[BRIEF]:
Reproduce the data exactly and drop any pictures it holds.

--------------------

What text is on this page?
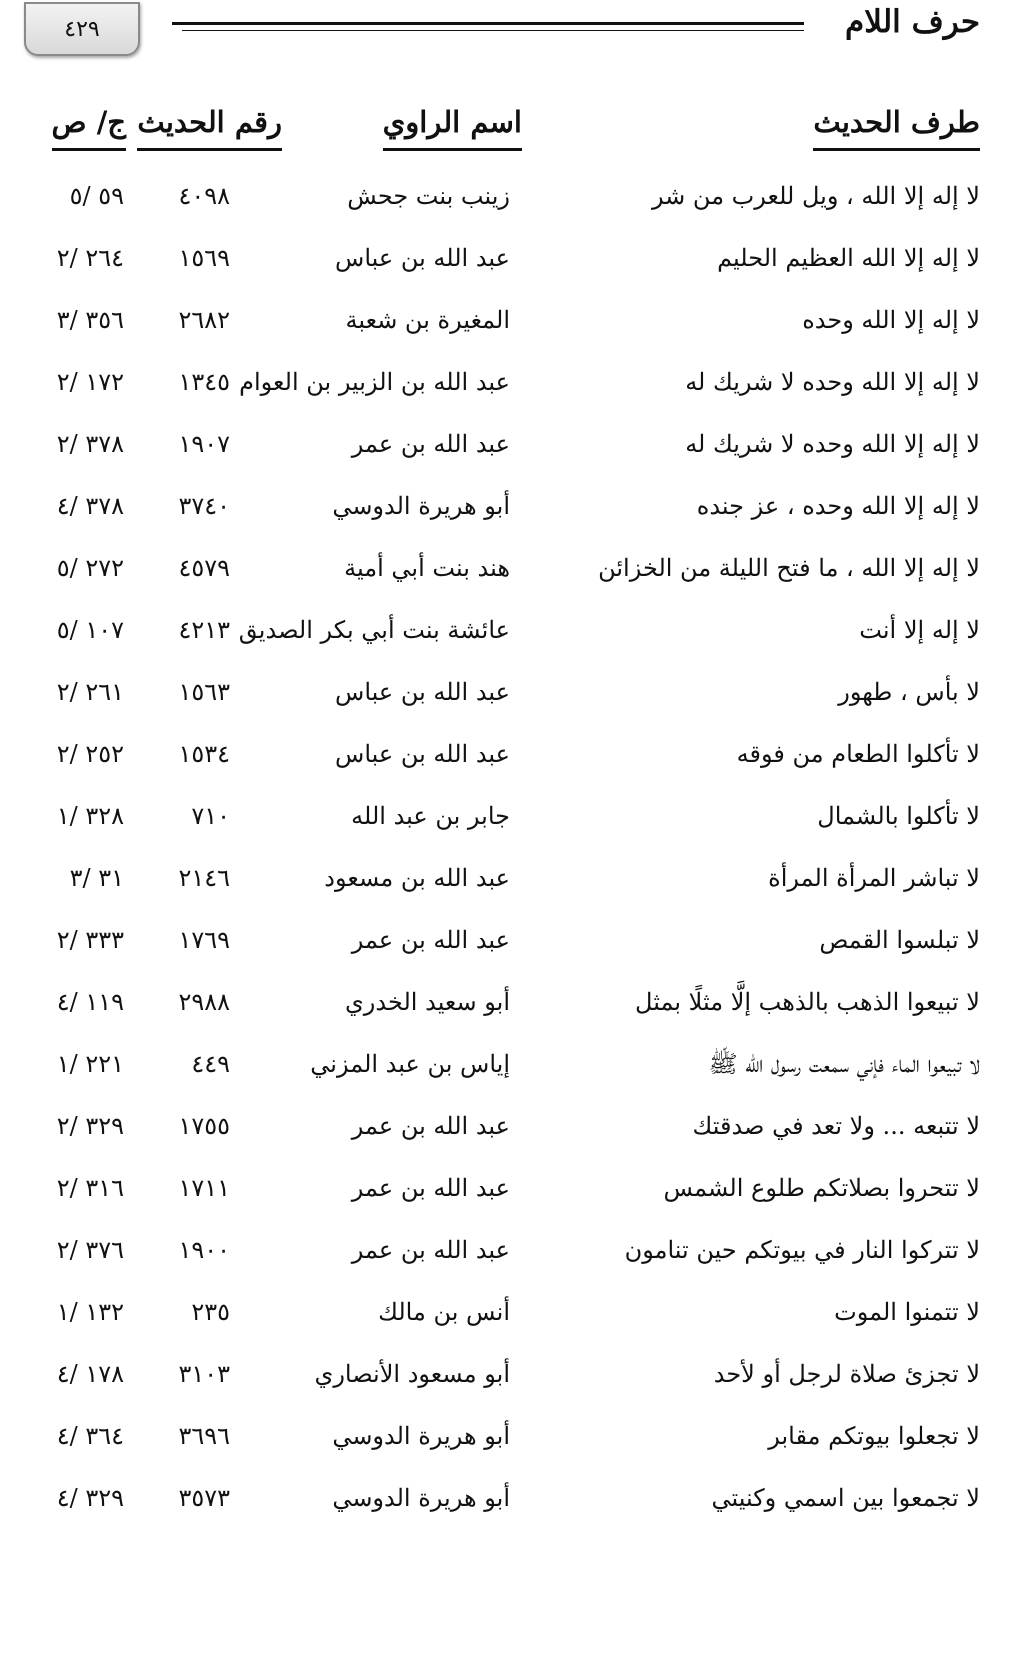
٤٢٩	حرف اللام
طرف الحديث
اسم الراوي
رقم الحديث
ج/ ص
لا إله إلا الله ، ويل للعرب من شر
زينب بنت جحش
٤٠٩٨
٥٩ /٥
لا إله إلا الله العظيم الحليم
عبد الله بن عباس
١٥٦٩
٢٦٤ /٢
لا إله إلا الله وحده
المغيرة بن شعبة
٢٦٨٢
٣٥٦ /٣
لا إله إلا الله وحده لا شريك له
عبد الله بن الزبير بن العوام
١٣٤٥
١٧٢ /٢
لا إله إلا الله وحده لا شريك له
عبد الله بن عمر
١٩٠٧
٣٧٨ /٢
لا إله إلا الله وحده ، عز جنده
أبو هريرة الدوسي
٣٧٤٠
٣٧٨ /٤
لا إله إلا الله ، ما فتح الليلة من الخزائن
هند بنت أبي أمية
٤٥٧٩
٢٧٢ /٥
لا إله إلا أنت
عائشة بنت أبي بكر الصديق
٤٢١٣
١٠٧ /٥
لا بأس ، طهور
عبد الله بن عباس
١٥٦٣
٢٦١ /٢
لا تأكلوا الطعام من فوقه
عبد الله بن عباس
١٥٣٤
٢٥٢ /٢
لا تأكلوا بالشمال
جابر بن عبد الله
٧١٠
٣٢٨ /١
لا تباشر المرأة المرأة
عبد الله بن مسعود
٢١٤٦
٣١ /٣
لا تبلسوا القمص
عبد الله بن عمر
١٧٦٩
٣٣٣ /٢
لا تبيعوا الذهب بالذهب إلَّا مثلًا بمثل
أبو سعيد الخدري
٢٩٨٨
١١٩ /٤
لا تبيعوا الماء فإني سمعت رسول الله ﷺ
إياس بن عبد المزني
٤٤٩
٢٢١ /١
لا تتبعه ... ولا تعد في صدقتك
عبد الله بن عمر
١٧٥٥
٣٢٩ /٢
لا تتحروا بصلاتكم طلوع الشمس
عبد الله بن عمر
١٧١١
٣١٦ /٢
لا تتركوا النار في بيوتكم حين تنامون
عبد الله بن عمر
١٩٠٠
٣٧٦ /٢
لا تتمنوا الموت
أنس بن مالك
٢٣٥
١٣٢ /١
لا تجزئ صلاة لرجل أو لأحد
أبو مسعود الأنصاري
٣١٠٣
١٧٨ /٤
لا تجعلوا بيوتكم مقابر
أبو هريرة الدوسي
٣٦٩٦
٣٦٤ /٤
لا تجمعوا بين اسمي وكنيتي
أبو هريرة الدوسي
٣٥٧٣
٣٢٩ /٤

--------------------

[EXERCISE OUTPUT]:
What text is on this page?
٤٢٩	حرف اللام
طرف الحديث
اسم الراوي
رقم الحديث
ج/ ص
لا إله إلا الله ، ويل للعرب من شر
زينب بنت جحش
٤٠٩٨
٥٩ /٥
لا إله إلا الله العظيم الحليم
عبد الله بن عباس
١٥٦٩
٢٦٤ /٢
لا إله إلا الله وحده
المغيرة بن شعبة
٢٦٨٢
٣٥٦ /٣
لا إله إلا الله وحده لا شريك له
عبد الله بن الزبير بن العوام
١٣٤٥
١٧٢ /٢
لا إله إلا الله وحده لا شريك له
عبد الله بن عمر
١٩٠٧
٣٧٨ /٢
لا إله إلا الله وحده ، عز جنده
أبو هريرة الدوسي
٣٧٤٠
٣٧٨ /٤
لا إله إلا الله ، ما فتح الليلة من الخزائن
هند بنت أبي أمية
٤٥٧٩
٢٧٢ /٥
لا إله إلا أنت
عائشة بنت أبي بكر الصديق
٤٢١٣
١٠٧ /٥
لا بأس ، طهور
عبد الله بن عباس
١٥٦٣
٢٦١ /٢
لا تأكلوا الطعام من فوقه
عبد الله بن عباس
١٥٣٤
٢٥٢ /٢
لا تأكلوا بالشمال
جابر بن عبد الله
٧١٠
٣٢٨ /١
لا تباشر المرأة المرأة
عبد الله بن مسعود
٢١٤٦
٣١ /٣
لا تبلسوا القمص
عبد الله بن عمر
١٧٦٩
٣٣٣ /٢
لا تبيعوا الذهب بالذهب إلَّا مثلًا بمثل
أبو سعيد الخدري
٢٩٨٨
١١٩ /٤
لا تبيعوا الماء فإني سمعت رسول الله ﷺ
إياس بن عبد المزني
٤٤٩
٢٢١ /١
لا تتبعه ... ولا تعد في صدقتك
عبد الله بن عمر
١٧٥٥
٣٢٩ /٢
لا تتحروا بصلاتكم طلوع الشمس
عبد الله بن عمر
١٧١١
٣١٦ /٢
لا تتركوا النار في بيوتكم حين تنامون
عبد الله بن عمر
١٩٠٠
٣٧٦ /٢
لا تتمنوا الموت
أنس بن مالك
٢٣٥
١٣٢ /١
لا تجزئ صلاة لرجل أو لأحد
أبو مسعود الأنصاري
٣١٠٣
١٧٨ /٤
لا تجعلوا بيوتكم مقابر
أبو هريرة الدوسي
٣٦٩٦
٣٦٤ /٤
لا تجمعوا بين اسمي وكنيتي
أبو هريرة الدوسي
٣٥٧٣
٣٢٩ /٤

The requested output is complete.